» DATA FOR THIS EXERCISE:

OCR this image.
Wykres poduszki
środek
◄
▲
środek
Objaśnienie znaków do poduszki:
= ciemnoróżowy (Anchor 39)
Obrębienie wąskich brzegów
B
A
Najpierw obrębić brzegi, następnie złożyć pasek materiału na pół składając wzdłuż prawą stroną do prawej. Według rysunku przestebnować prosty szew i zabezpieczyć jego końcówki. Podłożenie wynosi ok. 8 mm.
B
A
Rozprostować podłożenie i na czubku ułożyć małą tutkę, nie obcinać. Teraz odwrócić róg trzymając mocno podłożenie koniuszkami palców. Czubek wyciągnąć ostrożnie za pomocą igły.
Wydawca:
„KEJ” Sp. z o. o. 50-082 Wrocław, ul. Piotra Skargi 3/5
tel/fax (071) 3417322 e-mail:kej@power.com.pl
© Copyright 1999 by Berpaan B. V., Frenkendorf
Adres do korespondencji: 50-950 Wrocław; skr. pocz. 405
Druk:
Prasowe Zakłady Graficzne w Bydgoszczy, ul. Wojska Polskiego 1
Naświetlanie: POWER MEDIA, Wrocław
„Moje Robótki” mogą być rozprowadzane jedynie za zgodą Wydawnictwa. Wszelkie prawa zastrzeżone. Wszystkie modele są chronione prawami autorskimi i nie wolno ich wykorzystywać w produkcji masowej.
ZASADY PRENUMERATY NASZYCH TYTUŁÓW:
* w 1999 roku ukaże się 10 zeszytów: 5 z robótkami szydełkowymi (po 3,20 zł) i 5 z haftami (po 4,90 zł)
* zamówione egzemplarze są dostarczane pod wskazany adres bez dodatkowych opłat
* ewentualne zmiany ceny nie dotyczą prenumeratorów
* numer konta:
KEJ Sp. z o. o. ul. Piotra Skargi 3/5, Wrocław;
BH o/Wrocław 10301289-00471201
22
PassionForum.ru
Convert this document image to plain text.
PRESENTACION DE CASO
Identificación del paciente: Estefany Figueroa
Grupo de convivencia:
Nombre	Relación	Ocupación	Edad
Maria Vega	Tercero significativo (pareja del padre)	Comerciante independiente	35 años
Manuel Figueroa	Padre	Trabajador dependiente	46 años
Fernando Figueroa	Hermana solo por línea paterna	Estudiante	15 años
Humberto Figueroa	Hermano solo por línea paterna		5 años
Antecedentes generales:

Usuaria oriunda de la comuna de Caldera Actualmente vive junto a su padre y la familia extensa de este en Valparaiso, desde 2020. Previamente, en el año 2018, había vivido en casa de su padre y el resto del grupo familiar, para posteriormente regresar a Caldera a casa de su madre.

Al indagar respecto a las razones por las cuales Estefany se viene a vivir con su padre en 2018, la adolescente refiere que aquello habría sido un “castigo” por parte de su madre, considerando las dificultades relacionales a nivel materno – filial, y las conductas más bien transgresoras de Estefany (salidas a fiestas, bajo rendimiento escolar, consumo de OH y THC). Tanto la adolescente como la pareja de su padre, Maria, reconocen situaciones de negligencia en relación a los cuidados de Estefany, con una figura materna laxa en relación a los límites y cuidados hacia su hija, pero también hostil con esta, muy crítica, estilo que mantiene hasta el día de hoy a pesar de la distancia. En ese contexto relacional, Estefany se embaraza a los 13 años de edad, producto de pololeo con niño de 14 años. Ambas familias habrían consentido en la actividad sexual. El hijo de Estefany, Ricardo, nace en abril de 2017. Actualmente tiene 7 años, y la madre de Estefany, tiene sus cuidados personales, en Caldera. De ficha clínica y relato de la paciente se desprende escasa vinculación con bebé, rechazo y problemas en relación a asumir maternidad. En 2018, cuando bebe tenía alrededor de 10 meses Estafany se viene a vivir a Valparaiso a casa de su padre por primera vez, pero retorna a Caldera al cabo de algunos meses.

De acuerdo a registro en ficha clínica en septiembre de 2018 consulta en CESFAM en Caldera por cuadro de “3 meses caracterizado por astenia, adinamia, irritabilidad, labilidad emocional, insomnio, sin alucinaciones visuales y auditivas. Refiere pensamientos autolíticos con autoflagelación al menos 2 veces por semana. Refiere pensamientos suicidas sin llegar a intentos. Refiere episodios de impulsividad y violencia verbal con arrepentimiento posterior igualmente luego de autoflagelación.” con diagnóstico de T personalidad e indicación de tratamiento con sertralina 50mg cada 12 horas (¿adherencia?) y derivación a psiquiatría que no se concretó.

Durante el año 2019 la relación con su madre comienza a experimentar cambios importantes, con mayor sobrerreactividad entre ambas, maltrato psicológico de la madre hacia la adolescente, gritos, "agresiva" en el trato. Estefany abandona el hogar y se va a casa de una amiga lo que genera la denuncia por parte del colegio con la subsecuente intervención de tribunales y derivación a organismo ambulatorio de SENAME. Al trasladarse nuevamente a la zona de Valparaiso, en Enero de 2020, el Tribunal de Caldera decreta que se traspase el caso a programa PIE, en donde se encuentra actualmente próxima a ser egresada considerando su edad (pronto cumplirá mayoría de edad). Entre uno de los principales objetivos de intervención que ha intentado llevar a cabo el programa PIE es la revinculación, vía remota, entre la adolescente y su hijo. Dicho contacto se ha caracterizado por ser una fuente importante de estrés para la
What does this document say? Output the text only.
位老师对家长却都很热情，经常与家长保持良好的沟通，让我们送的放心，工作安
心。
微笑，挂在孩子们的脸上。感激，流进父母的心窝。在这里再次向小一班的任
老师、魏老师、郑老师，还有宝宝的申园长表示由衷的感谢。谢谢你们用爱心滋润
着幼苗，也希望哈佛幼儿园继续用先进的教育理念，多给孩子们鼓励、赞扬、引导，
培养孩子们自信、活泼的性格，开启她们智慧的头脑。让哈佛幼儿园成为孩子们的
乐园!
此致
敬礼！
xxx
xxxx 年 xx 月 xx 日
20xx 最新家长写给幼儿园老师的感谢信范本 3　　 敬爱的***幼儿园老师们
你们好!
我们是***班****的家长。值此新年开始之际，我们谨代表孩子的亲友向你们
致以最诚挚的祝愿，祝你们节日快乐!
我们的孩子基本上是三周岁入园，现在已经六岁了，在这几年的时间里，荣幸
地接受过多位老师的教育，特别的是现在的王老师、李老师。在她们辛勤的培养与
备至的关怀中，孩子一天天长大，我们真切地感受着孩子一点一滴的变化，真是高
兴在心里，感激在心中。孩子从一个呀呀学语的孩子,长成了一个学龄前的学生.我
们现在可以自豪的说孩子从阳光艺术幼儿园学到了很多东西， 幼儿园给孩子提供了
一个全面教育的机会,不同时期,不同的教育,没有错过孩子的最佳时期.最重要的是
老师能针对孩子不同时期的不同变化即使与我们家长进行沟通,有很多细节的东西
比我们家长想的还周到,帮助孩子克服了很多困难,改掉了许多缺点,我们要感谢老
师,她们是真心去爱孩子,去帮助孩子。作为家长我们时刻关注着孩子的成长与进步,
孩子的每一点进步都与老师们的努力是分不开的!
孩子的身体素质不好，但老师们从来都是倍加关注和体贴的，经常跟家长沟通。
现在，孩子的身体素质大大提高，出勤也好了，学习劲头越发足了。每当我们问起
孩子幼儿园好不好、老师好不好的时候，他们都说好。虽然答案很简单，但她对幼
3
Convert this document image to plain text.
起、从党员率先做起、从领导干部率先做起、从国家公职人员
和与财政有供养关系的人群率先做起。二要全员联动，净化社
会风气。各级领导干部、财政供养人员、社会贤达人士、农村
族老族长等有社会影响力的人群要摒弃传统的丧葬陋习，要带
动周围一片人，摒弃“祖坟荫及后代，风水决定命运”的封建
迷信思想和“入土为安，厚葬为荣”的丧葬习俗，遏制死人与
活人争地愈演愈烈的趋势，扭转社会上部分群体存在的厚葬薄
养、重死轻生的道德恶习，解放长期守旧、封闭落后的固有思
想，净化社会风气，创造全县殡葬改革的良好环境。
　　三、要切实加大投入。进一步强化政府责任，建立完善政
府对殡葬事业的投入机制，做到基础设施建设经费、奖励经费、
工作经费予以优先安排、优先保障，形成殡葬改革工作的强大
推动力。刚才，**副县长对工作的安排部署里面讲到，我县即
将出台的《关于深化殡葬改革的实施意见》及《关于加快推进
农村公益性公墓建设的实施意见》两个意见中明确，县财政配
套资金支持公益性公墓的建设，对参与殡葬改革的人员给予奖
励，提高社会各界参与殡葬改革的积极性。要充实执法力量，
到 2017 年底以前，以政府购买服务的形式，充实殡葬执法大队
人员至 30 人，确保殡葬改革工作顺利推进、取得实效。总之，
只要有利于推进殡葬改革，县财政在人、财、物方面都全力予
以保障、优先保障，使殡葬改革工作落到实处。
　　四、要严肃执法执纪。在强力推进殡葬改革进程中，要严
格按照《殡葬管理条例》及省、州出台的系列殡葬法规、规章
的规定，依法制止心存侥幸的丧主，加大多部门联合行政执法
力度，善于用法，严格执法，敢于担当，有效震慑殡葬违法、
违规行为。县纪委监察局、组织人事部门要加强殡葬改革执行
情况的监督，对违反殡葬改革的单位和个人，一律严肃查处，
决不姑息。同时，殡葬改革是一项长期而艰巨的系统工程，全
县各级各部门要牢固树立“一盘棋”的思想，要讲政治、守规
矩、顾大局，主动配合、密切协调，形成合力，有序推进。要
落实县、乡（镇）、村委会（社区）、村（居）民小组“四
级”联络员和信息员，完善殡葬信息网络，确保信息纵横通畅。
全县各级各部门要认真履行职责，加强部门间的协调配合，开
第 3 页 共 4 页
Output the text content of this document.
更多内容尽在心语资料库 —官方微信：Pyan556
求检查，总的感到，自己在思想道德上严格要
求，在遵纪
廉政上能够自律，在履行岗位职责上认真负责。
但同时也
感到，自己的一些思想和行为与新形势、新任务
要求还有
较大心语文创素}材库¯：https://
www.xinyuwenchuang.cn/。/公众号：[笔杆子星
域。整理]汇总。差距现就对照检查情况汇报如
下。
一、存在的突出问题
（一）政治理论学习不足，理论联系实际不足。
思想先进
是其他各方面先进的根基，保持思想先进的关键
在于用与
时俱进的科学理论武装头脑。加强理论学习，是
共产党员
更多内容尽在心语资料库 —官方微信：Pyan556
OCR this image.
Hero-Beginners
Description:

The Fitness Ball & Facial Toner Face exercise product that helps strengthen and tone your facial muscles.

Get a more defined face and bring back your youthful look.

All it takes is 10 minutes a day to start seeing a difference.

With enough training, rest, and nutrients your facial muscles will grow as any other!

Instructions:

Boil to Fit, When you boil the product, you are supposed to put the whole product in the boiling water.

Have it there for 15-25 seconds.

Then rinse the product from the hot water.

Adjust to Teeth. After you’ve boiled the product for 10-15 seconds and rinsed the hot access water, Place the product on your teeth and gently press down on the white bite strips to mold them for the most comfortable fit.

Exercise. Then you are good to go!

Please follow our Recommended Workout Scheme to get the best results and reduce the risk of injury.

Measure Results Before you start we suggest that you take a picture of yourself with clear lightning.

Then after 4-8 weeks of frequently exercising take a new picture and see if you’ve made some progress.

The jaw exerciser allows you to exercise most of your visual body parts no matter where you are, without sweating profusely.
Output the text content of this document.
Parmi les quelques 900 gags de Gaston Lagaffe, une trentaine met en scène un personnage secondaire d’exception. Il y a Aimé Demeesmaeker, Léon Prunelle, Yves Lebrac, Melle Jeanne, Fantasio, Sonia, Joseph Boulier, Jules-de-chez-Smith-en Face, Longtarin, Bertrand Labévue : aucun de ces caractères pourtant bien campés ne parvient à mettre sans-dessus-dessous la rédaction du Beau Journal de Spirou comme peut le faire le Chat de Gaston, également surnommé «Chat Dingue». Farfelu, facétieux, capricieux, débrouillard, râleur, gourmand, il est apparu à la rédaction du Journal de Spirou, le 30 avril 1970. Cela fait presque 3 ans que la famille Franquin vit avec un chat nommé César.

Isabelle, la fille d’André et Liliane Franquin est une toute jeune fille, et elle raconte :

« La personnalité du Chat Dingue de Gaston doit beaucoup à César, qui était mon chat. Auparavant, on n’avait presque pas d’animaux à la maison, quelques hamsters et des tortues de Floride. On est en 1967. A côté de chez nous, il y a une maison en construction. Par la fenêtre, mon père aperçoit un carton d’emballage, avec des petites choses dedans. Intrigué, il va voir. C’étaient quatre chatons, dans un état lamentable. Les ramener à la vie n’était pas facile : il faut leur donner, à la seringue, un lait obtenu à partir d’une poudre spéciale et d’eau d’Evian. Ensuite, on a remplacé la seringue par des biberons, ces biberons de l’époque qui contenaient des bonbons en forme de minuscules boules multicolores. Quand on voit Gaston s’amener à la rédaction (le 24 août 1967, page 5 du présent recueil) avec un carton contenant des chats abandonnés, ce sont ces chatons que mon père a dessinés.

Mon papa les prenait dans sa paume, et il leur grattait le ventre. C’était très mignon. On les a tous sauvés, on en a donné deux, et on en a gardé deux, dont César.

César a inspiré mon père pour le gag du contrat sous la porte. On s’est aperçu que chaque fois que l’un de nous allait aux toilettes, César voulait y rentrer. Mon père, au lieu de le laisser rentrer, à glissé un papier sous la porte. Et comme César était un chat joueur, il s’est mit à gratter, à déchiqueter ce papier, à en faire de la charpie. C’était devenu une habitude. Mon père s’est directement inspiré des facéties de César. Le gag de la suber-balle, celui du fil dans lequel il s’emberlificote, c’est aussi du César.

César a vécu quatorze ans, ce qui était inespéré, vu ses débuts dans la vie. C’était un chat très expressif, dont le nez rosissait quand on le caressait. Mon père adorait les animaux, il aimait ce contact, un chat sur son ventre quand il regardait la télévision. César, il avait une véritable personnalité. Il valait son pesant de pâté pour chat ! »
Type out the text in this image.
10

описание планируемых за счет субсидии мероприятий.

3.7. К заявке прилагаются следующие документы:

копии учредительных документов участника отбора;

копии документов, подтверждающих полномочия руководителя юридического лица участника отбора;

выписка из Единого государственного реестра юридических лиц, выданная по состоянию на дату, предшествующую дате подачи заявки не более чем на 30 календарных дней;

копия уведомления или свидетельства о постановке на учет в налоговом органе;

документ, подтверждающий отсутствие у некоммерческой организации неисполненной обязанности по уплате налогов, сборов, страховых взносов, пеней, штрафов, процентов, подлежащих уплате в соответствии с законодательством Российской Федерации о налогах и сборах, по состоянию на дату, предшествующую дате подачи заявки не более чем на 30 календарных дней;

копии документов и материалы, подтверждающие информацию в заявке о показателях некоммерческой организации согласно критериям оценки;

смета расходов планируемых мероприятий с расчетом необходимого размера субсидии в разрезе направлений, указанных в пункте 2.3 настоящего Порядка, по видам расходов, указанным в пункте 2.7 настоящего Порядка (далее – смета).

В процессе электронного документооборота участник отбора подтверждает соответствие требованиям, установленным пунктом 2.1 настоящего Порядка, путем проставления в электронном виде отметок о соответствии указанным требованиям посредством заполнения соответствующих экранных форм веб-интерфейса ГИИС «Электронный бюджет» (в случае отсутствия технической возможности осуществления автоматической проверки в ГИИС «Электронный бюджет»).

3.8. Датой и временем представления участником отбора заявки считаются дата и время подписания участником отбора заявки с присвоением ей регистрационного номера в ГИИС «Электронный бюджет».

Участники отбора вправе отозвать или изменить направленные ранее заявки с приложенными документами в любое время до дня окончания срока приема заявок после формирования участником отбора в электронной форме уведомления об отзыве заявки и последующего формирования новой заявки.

» THE REQUEST: Copy all lines above containing the string "dont".

» FINAL RESULT:
Mon papa les prenait dans sa paume, et il leur grattait le ventre. C’était très mignon. On les a tous sauvés, on en a donné deux, et on en a gardé deux, dont César.
César a vécu quatorze ans, ce qui était inespéré, vu ses débuts dans la vie. C’était un chat très expressif, dont le nez rosissait quand on le caressait. Mon père adorait les animaux, il aimait ce contact, un chat sur son ventre quand il regardait la télévision. César, il avait une véritable personnalité. Il valait son pesant de pâté pour chat ! »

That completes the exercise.